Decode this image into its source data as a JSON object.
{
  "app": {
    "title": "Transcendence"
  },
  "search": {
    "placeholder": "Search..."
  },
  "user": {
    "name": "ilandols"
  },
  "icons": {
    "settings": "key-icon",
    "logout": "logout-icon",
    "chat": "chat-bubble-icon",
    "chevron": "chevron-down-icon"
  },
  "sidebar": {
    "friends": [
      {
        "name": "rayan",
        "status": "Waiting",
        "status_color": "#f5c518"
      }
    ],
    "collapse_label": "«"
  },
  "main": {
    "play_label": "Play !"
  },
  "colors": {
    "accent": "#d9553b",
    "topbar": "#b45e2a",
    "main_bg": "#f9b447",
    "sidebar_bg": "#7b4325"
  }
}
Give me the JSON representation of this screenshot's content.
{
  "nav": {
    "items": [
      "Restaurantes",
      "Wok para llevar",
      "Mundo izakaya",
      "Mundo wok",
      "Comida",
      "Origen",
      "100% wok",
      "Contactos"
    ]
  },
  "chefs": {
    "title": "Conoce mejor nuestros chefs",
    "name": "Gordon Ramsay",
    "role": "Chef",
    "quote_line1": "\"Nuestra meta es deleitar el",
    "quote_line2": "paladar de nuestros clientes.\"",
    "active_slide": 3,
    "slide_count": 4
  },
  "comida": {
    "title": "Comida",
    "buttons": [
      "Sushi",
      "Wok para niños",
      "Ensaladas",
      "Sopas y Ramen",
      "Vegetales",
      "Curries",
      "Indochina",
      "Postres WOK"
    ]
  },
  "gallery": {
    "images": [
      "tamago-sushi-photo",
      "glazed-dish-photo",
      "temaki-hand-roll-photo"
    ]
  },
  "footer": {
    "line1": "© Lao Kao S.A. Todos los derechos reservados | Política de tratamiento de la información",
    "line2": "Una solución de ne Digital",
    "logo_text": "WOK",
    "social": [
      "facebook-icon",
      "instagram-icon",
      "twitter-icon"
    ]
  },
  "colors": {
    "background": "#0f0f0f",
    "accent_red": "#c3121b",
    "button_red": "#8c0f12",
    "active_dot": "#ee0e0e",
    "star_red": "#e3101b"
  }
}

━━━━━━━━━━

REQUIRED WORK:
Lines of the listing that contain the word "nuestros" are to be counted; report only their number.

FINAL RESULT:
2